■ Brief ■
Please retype the data in full and exactly; the pictures are not part of the copy.

— begin Record extracts —

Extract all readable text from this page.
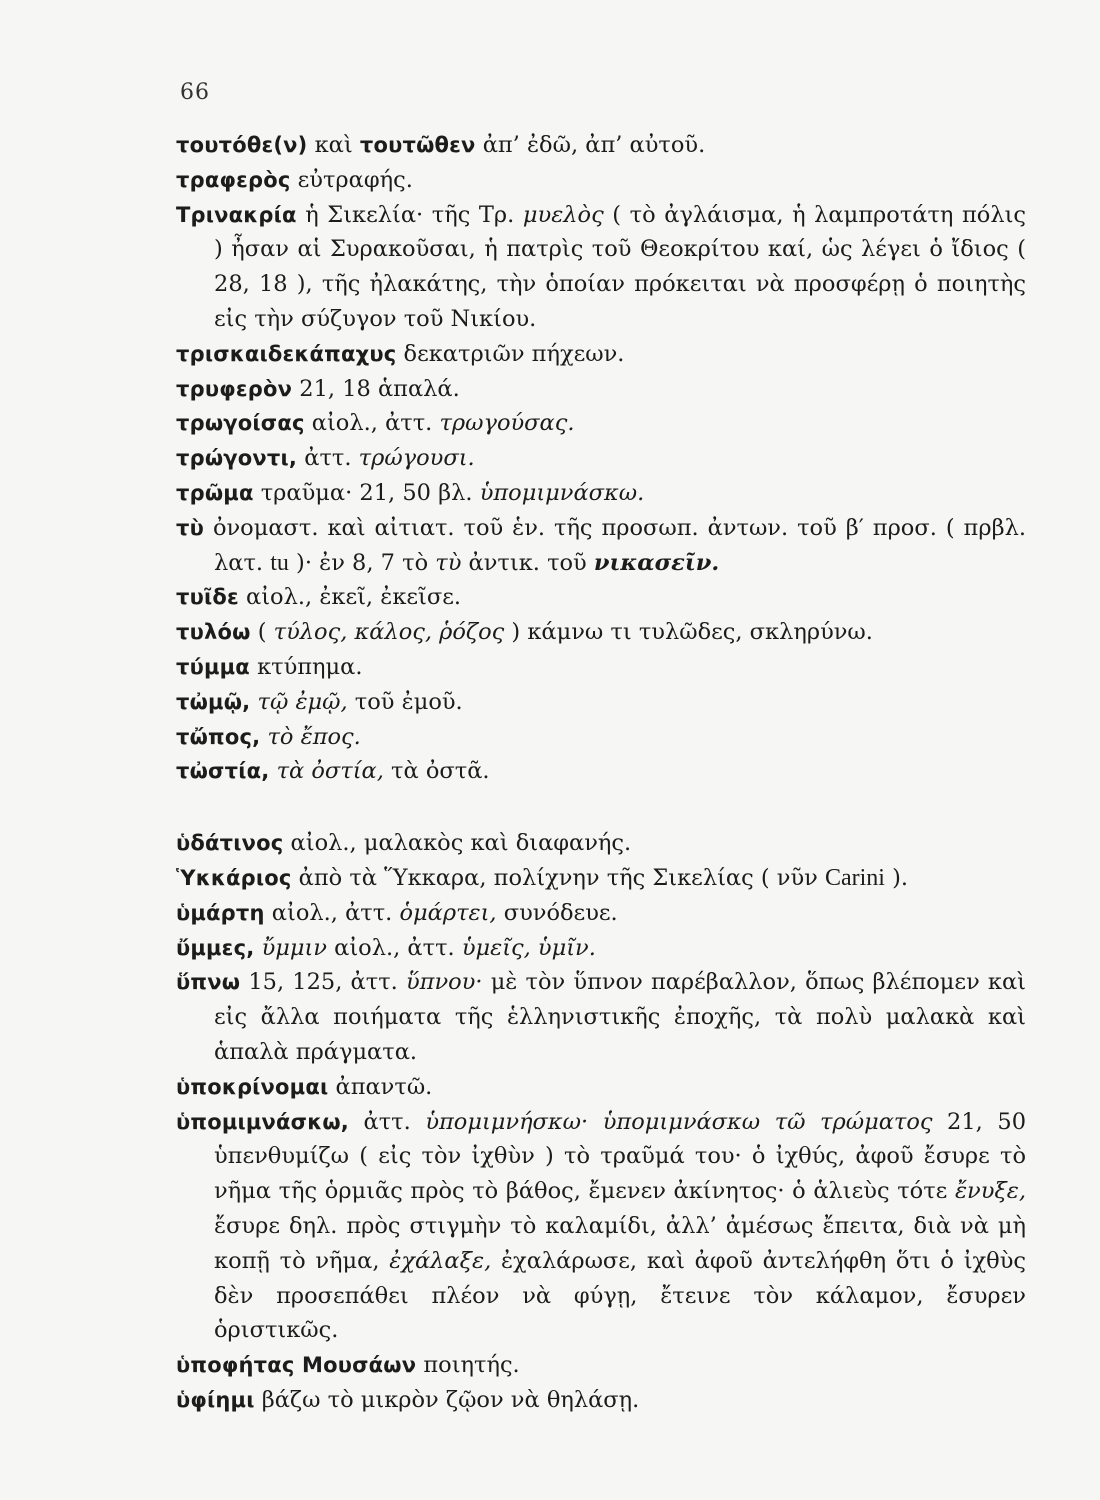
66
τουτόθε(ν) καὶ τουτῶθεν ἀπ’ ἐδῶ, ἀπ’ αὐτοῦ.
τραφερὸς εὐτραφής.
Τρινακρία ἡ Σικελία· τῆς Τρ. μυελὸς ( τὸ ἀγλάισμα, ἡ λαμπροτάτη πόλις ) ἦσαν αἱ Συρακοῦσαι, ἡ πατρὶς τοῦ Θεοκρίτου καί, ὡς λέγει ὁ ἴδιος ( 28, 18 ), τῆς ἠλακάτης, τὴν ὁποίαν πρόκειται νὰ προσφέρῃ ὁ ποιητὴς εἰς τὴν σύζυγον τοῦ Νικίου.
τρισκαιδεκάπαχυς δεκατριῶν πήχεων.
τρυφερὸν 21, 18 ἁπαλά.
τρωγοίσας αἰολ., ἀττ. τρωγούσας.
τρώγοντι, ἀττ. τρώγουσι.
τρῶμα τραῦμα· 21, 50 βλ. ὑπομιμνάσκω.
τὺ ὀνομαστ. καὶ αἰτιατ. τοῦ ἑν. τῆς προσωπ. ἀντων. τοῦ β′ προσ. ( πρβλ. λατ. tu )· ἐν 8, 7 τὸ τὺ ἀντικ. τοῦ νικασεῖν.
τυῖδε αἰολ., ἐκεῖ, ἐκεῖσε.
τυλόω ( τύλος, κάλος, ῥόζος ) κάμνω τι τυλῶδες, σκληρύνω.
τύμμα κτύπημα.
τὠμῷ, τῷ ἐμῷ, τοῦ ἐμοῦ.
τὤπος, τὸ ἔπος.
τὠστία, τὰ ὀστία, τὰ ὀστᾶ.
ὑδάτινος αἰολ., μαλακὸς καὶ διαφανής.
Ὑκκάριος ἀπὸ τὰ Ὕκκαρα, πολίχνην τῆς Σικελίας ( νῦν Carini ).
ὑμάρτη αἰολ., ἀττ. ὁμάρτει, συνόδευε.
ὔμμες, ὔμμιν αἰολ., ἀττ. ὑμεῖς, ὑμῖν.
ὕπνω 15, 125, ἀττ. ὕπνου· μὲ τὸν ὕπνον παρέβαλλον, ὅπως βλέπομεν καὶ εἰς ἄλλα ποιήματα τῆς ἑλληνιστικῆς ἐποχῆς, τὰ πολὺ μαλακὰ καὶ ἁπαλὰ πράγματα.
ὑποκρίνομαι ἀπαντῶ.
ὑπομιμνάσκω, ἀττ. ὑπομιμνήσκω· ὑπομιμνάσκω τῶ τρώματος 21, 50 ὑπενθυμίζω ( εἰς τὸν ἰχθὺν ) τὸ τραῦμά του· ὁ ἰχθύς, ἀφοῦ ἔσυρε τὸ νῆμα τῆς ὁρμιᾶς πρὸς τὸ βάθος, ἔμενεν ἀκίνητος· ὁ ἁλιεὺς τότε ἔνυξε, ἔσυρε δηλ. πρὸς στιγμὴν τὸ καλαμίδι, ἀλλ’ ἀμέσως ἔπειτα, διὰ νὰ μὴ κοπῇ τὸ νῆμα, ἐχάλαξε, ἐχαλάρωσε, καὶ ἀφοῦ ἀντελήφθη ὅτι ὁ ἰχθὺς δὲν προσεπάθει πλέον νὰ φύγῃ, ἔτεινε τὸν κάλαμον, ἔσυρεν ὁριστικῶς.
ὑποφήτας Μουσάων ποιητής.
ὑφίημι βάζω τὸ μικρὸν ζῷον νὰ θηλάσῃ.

— end Record extracts —

■ Solution to this problem ■
Extract all readable text from this page.
66
τουτόθε(ν) καὶ τουτῶθεν ἀπ’ ἐδῶ, ἀπ’ αὐτοῦ.
τραφερὸς εὐτραφής.
Τρινακρία ἡ Σικελία· τῆς Τρ. μυελὸς ( τὸ ἀγλάισμα, ἡ λαμπροτάτη πόλις ) ἦσαν αἱ Συρακοῦσαι, ἡ πατρὶς τοῦ Θεοκρίτου καί, ὡς λέγει ὁ ἴδιος ( 28, 18 ), τῆς ἠλακάτης, τὴν ὁποίαν πρόκειται νὰ προσφέρῃ ὁ ποιητὴς εἰς τὴν σύζυγον τοῦ Νικίου.
τρισκαιδεκάπαχυς δεκατριῶν πήχεων.
τρυφερὸν 21, 18 ἁπαλά.
τρωγοίσας αἰολ., ἀττ. τρωγούσας.
τρώγοντι, ἀττ. τρώγουσι.
τρῶμα τραῦμα· 21, 50 βλ. ὑπομιμνάσκω.
τὺ ὀνομαστ. καὶ αἰτιατ. τοῦ ἑν. τῆς προσωπ. ἀντων. τοῦ β′ προσ. ( πρβλ. λατ. tu )· ἐν 8, 7 τὸ τὺ ἀντικ. τοῦ νικασεῖν.
τυῖδε αἰολ., ἐκεῖ, ἐκεῖσε.
τυλόω ( τύλος, κάλος, ῥόζος ) κάμνω τι τυλῶδες, σκληρύνω.
τύμμα κτύπημα.
τὠμῷ, τῷ ἐμῷ, τοῦ ἐμοῦ.
τὤπος, τὸ ἔπος.
τὠστία, τὰ ὀστία, τὰ ὀστᾶ.
ὑδάτινος αἰολ., μαλακὸς καὶ διαφανής.
Ὑκκάριος ἀπὸ τὰ Ὕκκαρα, πολίχνην τῆς Σικελίας ( νῦν Carini ).
ὑμάρτη αἰολ., ἀττ. ὁμάρτει, συνόδευε.
ὔμμες, ὔμμιν αἰολ., ἀττ. ὑμεῖς, ὑμῖν.
ὕπνω 15, 125, ἀττ. ὕπνου· μὲ τὸν ὕπνον παρέβαλλον, ὅπως βλέπομεν καὶ εἰς ἄλλα ποιήματα τῆς ἑλληνιστικῆς ἐποχῆς, τὰ πολὺ μαλακὰ καὶ ἁπαλὰ πράγματα.
ὑποκρίνομαι ἀπαντῶ.
ὑπομιμνάσκω, ἀττ. ὑπομιμνήσκω· ὑπομιμνάσκω τῶ τρώματος 21, 50 ὑπενθυμίζω ( εἰς τὸν ἰχθὺν ) τὸ τραῦμά του· ὁ ἰχθύς, ἀφοῦ ἔσυρε τὸ νῆμα τῆς ὁρμιᾶς πρὸς τὸ βάθος, ἔμενεν ἀκίνητος· ὁ ἁλιεὺς τότε ἔνυξε, ἔσυρε δηλ. πρὸς στιγμὴν τὸ καλαμίδι, ἀλλ’ ἀμέσως ἔπειτα, διὰ νὰ μὴ κοπῇ τὸ νῆμα, ἐχάλαξε, ἐχαλάρωσε, καὶ ἀφοῦ ἀντελήφθη ὅτι ὁ ἰχθὺς δὲν προσεπάθει πλέον νὰ φύγῃ, ἔτεινε τὸν κάλαμον, ἔσυρεν ὁριστικῶς.
ὑποφήτας Μουσάων ποιητής.
ὑφίημι βάζω τὸ μικρὸν ζῷον νὰ θηλάσῃ.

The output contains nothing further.